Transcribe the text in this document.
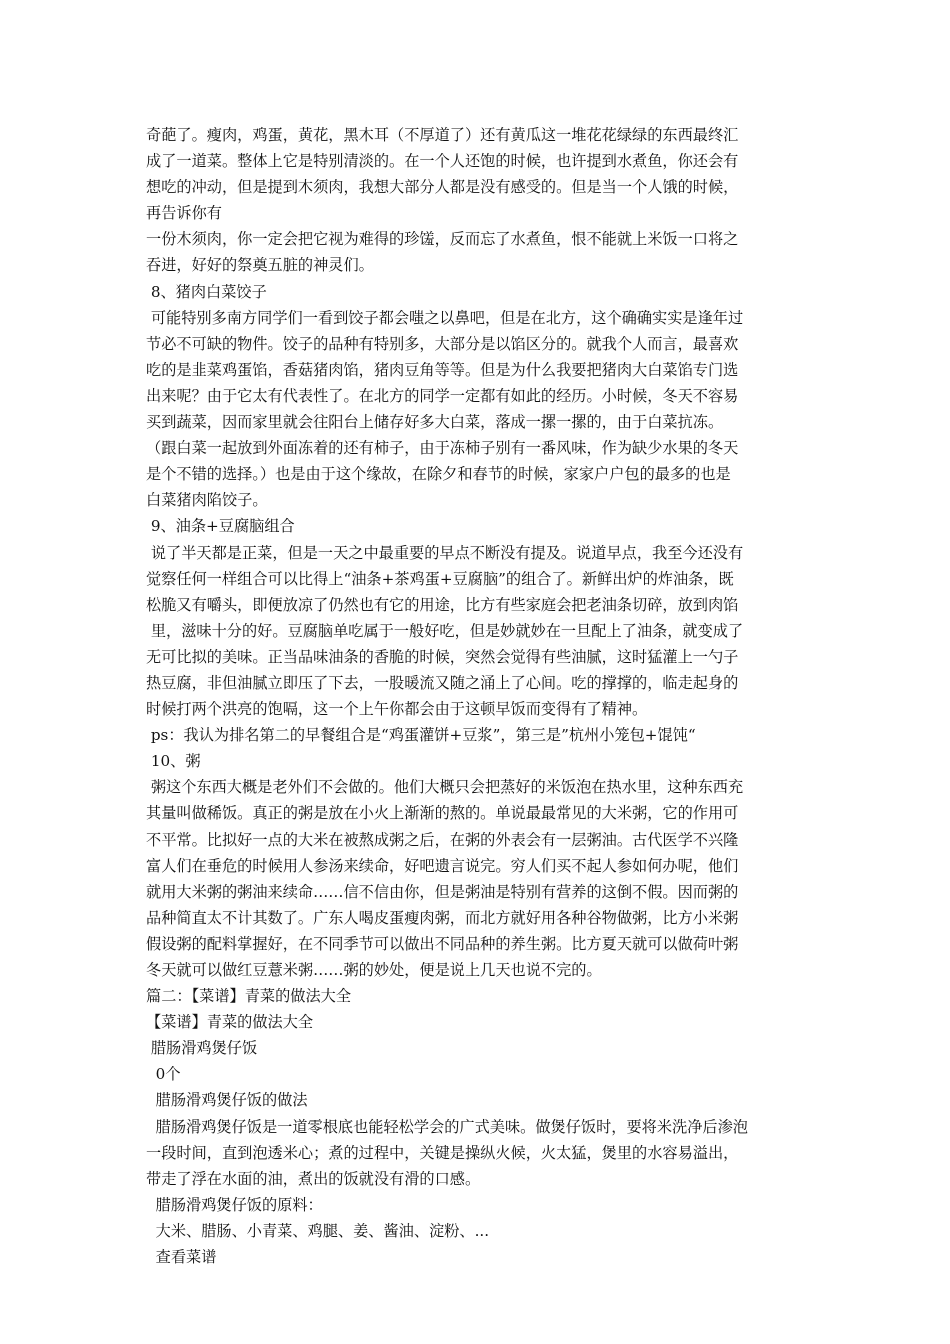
奇葩了。瘦肉，鸡蛋，黄花，黑木耳（不厚道了）还有黄瓜这一堆花花绿绿的东西最终汇
成了一道菜。整体上它是特别清淡的。在一个人还饱的时候，也许提到水煮鱼，你还会有
想吃的冲动，但是提到木须肉，我想大部分人都是没有感受的。但是当一个人饿的时候，
再告诉你有
一份木须肉，你一定会把它视为难得的珍馐，反而忘了水煮鱼，恨不能就上米饭一口将之
吞进，好好的祭奠五脏的神灵们。
8、猪肉白菜饺子
可能特别多南方同学们一看到饺子都会嗤之以鼻吧，但是在北方，这个确确实实是逢年过
节必不可缺的物件。饺子的品种有特别多，大部分是以馅区分的。就我个人而言，最喜欢
吃的是韭菜鸡蛋馅，香菇猪肉馅，猪肉豆角等等。但是为什么我要把猪肉大白菜馅专门选
出来呢？由于它太有代表性了。在北方的同学一定都有如此的经历。小时候，冬天不容易
买到蔬菜，因而家里就会往阳台上储存好多大白菜，落成一摞一摞的，由于白菜抗冻。
（跟白菜一起放到外面冻着的还有柿子，由于冻柿子别有一番风味，作为缺少水果的冬天
是个不错的选择。）也是由于这个缘故，在除夕和春节的时候，家家户户包的最多的也是
白菜猪肉陷饺子。
9、油条+豆腐脑组合
说了半天都是正菜，但是一天之中最重要的早点不断没有提及。说道早点，我至今还没有
觉察任何一样组合可以比得上“油条+茶鸡蛋+豆腐脑”的组合了。新鲜出炉的炸油条，既
松脆又有嚼头，即便放凉了仍然也有它的用途，比方有些家庭会把老油条切碎，放到肉馅
里，滋味十分的好。豆腐脑单吃属于一般好吃，但是妙就妙在一旦配上了油条，就变成了
无可比拟的美味。正当品味油条的香脆的时候，突然会觉得有些油腻，这时猛灌上一勺子
热豆腐，非但油腻立即压了下去，一股暖流又随之涌上了心间。吃的撑撑的，临走起身的
时候打两个洪亮的饱嗝，这一个上午你都会由于这顿早饭而变得有了精神。
ps：我认为排名第二的早餐组合是“鸡蛋灌饼+豆浆”，第三是”杭州小笼包+馄饨“
10、粥
粥这个东西大概是老外们不会做的。他们大概只会把蒸好的米饭泡在热水里，这种东西充
其量叫做稀饭。真正的粥是放在小火上渐渐的熬的。单说最最常见的大米粥，它的作用可
不平常。比拟好一点的大米在被熬成粥之后，在粥的外表会有一层粥油。古代医学不兴隆
富人们在垂危的时候用人参汤来续命，好吧遗言说完。穷人们买不起人参如何办呢，他们
就用大米粥的粥油来续命……信不信由你，但是粥油是特别有营养的这倒不假。因而粥的
品种简直太不计其数了。广东人喝皮蛋瘦肉粥，而北方就好用各种谷物做粥，比方小米粥
假设粥的配料掌握好，在不同季节可以做出不同品种的养生粥。比方夏天就可以做荷叶粥
冬天就可以做红豆薏米粥……粥的妙处，便是说上几天也说不完的。
篇二：【菜谱】青菜的做法大全
【菜谱】青菜的做法大全
腊肠滑鸡煲仔饭
0个
腊肠滑鸡煲仔饭的做法
腊肠滑鸡煲仔饭是一道零根底也能轻松学会的广式美味。做煲仔饭时，要将米洗净后渗泡
一段时间，直到泡透米心；煮的过程中，关键是操纵火候，火太猛，煲里的水容易溢出，
带走了浮在水面的油，煮出的饭就没有滑的口感。
腊肠滑鸡煲仔饭的原料：
大米、腊肠、小青菜、鸡腿、姜、酱油、淀粉、...
查看菜谱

**Exercise details**. Without the pictures, copy the material exactly as given.

**Answer to this problem**.
Transcribe the text in this document.
奇葩了。瘦肉，鸡蛋，黄花，黑木耳（不厚道了）还有黄瓜这一堆花花绿绿的东西最终汇
成了一道菜。整体上它是特别清淡的。在一个人还饱的时候，也许提到水煮鱼，你还会有
想吃的冲动，但是提到木须肉，我想大部分人都是没有感受的。但是当一个人饿的时候，
再告诉你有
一份木须肉，你一定会把它视为难得的珍馐，反而忘了水煮鱼，恨不能就上米饭一口将之
吞进，好好的祭奠五脏的神灵们。
8、猪肉白菜饺子
可能特别多南方同学们一看到饺子都会嗤之以鼻吧，但是在北方，这个确确实实是逢年过
节必不可缺的物件。饺子的品种有特别多，大部分是以馅区分的。就我个人而言，最喜欢
吃的是韭菜鸡蛋馅，香菇猪肉馅，猪肉豆角等等。但是为什么我要把猪肉大白菜馅专门选
出来呢？由于它太有代表性了。在北方的同学一定都有如此的经历。小时候，冬天不容易
买到蔬菜，因而家里就会往阳台上储存好多大白菜，落成一摞一摞的，由于白菜抗冻。
（跟白菜一起放到外面冻着的还有柿子，由于冻柿子别有一番风味，作为缺少水果的冬天
是个不错的选择。）也是由于这个缘故，在除夕和春节的时候，家家户户包的最多的也是
白菜猪肉陷饺子。
9、油条+豆腐脑组合
说了半天都是正菜，但是一天之中最重要的早点不断没有提及。说道早点，我至今还没有
觉察任何一样组合可以比得上“油条+茶鸡蛋+豆腐脑”的组合了。新鲜出炉的炸油条，既
松脆又有嚼头，即便放凉了仍然也有它的用途，比方有些家庭会把老油条切碎，放到肉馅
里，滋味十分的好。豆腐脑单吃属于一般好吃，但是妙就妙在一旦配上了油条，就变成了
无可比拟的美味。正当品味油条的香脆的时候，突然会觉得有些油腻，这时猛灌上一勺子
热豆腐，非但油腻立即压了下去，一股暖流又随之涌上了心间。吃的撑撑的，临走起身的
时候打两个洪亮的饱嗝，这一个上午你都会由于这顿早饭而变得有了精神。
ps：我认为排名第二的早餐组合是“鸡蛋灌饼+豆浆”，第三是”杭州小笼包+馄饨“
10、粥
粥这个东西大概是老外们不会做的。他们大概只会把蒸好的米饭泡在热水里，这种东西充
其量叫做稀饭。真正的粥是放在小火上渐渐的熬的。单说最最常见的大米粥，它的作用可
不平常。比拟好一点的大米在被熬成粥之后，在粥的外表会有一层粥油。古代医学不兴隆
富人们在垂危的时候用人参汤来续命，好吧遗言说完。穷人们买不起人参如何办呢，他们
就用大米粥的粥油来续命……信不信由你，但是粥油是特别有营养的这倒不假。因而粥的
品种简直太不计其数了。广东人喝皮蛋瘦肉粥，而北方就好用各种谷物做粥，比方小米粥
假设粥的配料掌握好，在不同季节可以做出不同品种的养生粥。比方夏天就可以做荷叶粥
冬天就可以做红豆薏米粥……粥的妙处，便是说上几天也说不完的。
篇二：【菜谱】青菜的做法大全
【菜谱】青菜的做法大全
腊肠滑鸡煲仔饭
0个
腊肠滑鸡煲仔饭的做法
腊肠滑鸡煲仔饭是一道零根底也能轻松学会的广式美味。做煲仔饭时，要将米洗净后渗泡
一段时间，直到泡透米心；煮的过程中，关键是操纵火候，火太猛，煲里的水容易溢出，
带走了浮在水面的油，煮出的饭就没有滑的口感。
腊肠滑鸡煲仔饭的原料：
大米、腊肠、小青菜、鸡腿、姜、酱油、淀粉、...
查看菜谱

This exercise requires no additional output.